Dataset records
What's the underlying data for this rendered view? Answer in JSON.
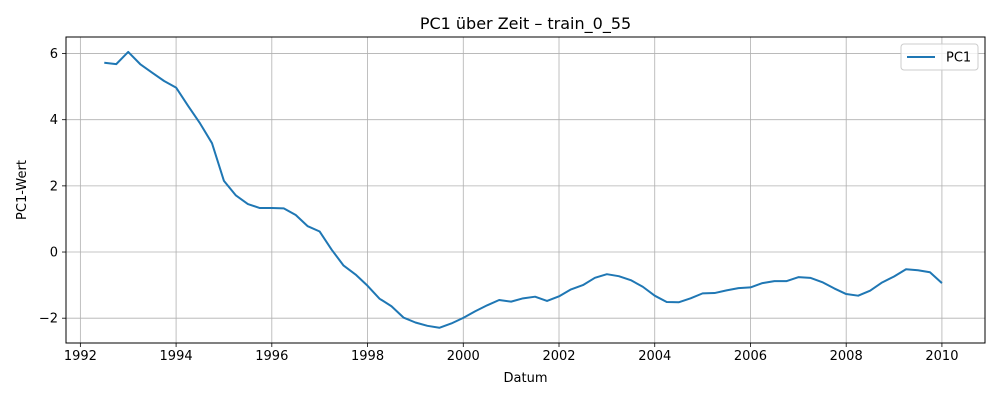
{
  "chart_data": {
    "type": "line",
    "title": "PC1 über Zeit – train_0_55",
    "xlabel": "Datum",
    "ylabel": "PC1-Wert",
    "xlim": [
      1991.7,
      2010.9
    ],
    "ylim": [
      -2.75,
      6.5
    ],
    "x_ticks": [
      1992,
      1994,
      1996,
      1998,
      2000,
      2002,
      2004,
      2006,
      2008,
      2010
    ],
    "y_ticks": [
      -2,
      0,
      2,
      4,
      6
    ],
    "grid": true,
    "legend_position": "top-right",
    "series": [
      {
        "name": "PC1",
        "color": "#1f77b4",
        "x": [
          1992.5,
          1992.75,
          1993.0,
          1993.25,
          1993.5,
          1993.75,
          1994.0,
          1994.25,
          1994.5,
          1994.75,
          1995.0,
          1995.25,
          1995.5,
          1995.75,
          1996.0,
          1996.25,
          1996.5,
          1996.75,
          1997.0,
          1997.25,
          1997.5,
          1997.75,
          1998.0,
          1998.25,
          1998.5,
          1998.75,
          1999.0,
          1999.25,
          1999.5,
          1999.75,
          2000.0,
          2000.25,
          2000.5,
          2000.75,
          2001.0,
          2001.25,
          2001.5,
          2001.75,
          2002.0,
          2002.25,
          2002.5,
          2002.75,
          2003.0,
          2003.25,
          2003.5,
          2003.75,
          2004.0,
          2004.25,
          2004.5,
          2004.75,
          2005.0,
          2005.25,
          2005.5,
          2005.75,
          2006.0,
          2006.25,
          2006.5,
          2006.75,
          2007.0,
          2007.25,
          2007.5,
          2007.75,
          2008.0,
          2008.25,
          2008.5,
          2008.75,
          2009.0,
          2009.25,
          2009.5,
          2009.75,
          2010.0
        ],
        "y": [
          5.72,
          5.68,
          6.05,
          5.68,
          5.42,
          5.17,
          4.97,
          4.42,
          3.89,
          3.29,
          2.15,
          1.71,
          1.45,
          1.33,
          1.33,
          1.32,
          1.12,
          0.78,
          0.62,
          0.07,
          -0.41,
          -0.68,
          -1.02,
          -1.41,
          -1.64,
          -1.98,
          -2.13,
          -2.23,
          -2.29,
          -2.16,
          -1.99,
          -1.79,
          -1.61,
          -1.45,
          -1.5,
          -1.4,
          -1.35,
          -1.48,
          -1.34,
          -1.13,
          -1.0,
          -0.78,
          -0.67,
          -0.73,
          -0.85,
          -1.05,
          -1.32,
          -1.51,
          -1.52,
          -1.4,
          -1.25,
          -1.24,
          -1.16,
          -1.09,
          -1.07,
          -0.94,
          -0.88,
          -0.88,
          -0.76,
          -0.78,
          -0.91,
          -1.1,
          -1.27,
          -1.32,
          -1.17,
          -0.92,
          -0.74,
          -0.52,
          -0.55,
          -0.61,
          -0.94
        ]
      }
    ]
  }
}
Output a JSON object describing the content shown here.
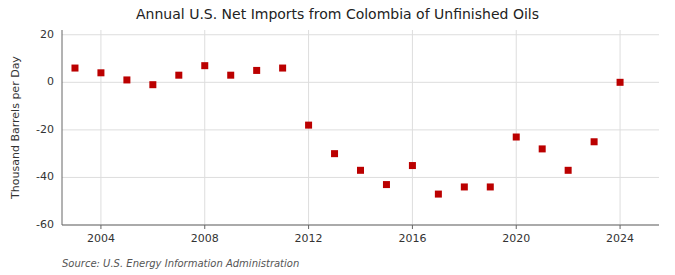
{
  "chart_data": {
    "type": "scatter",
    "title": "Annual U.S. Net Imports from Colombia of Unfinished Oils",
    "y_label": "Thousand Barrels per Day",
    "source": "Source: U.S. Energy Information Administration",
    "x": [
      2003,
      2004,
      2005,
      2006,
      2007,
      2008,
      2009,
      2010,
      2011,
      2012,
      2013,
      2014,
      2015,
      2016,
      2017,
      2018,
      2019,
      2020,
      2021,
      2022,
      2023,
      2024
    ],
    "values": [
      6,
      4,
      1,
      -1,
      3,
      7,
      3,
      5,
      6,
      -18,
      -30,
      -37,
      -43,
      -35,
      -47,
      -44,
      -44,
      -23,
      -28,
      -37,
      -25,
      0
    ],
    "xlim": [
      2002.5,
      2025.5
    ],
    "ylim": [
      -60,
      22
    ],
    "xticks": [
      2004,
      2008,
      2012,
      2016,
      2020,
      2024
    ],
    "yticks": [
      -60,
      -40,
      -20,
      0,
      20
    ],
    "color": "#bb0000",
    "marker": "square",
    "grid": true
  }
}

TO DO ▸
In the listing above, find the lines holding the word "JSON" and copy them.

RESULT OF THE EXERCISE ▸
What's the underlying data for this rendered view? Answer in JSON.
Output a JSON object describing the content shown here.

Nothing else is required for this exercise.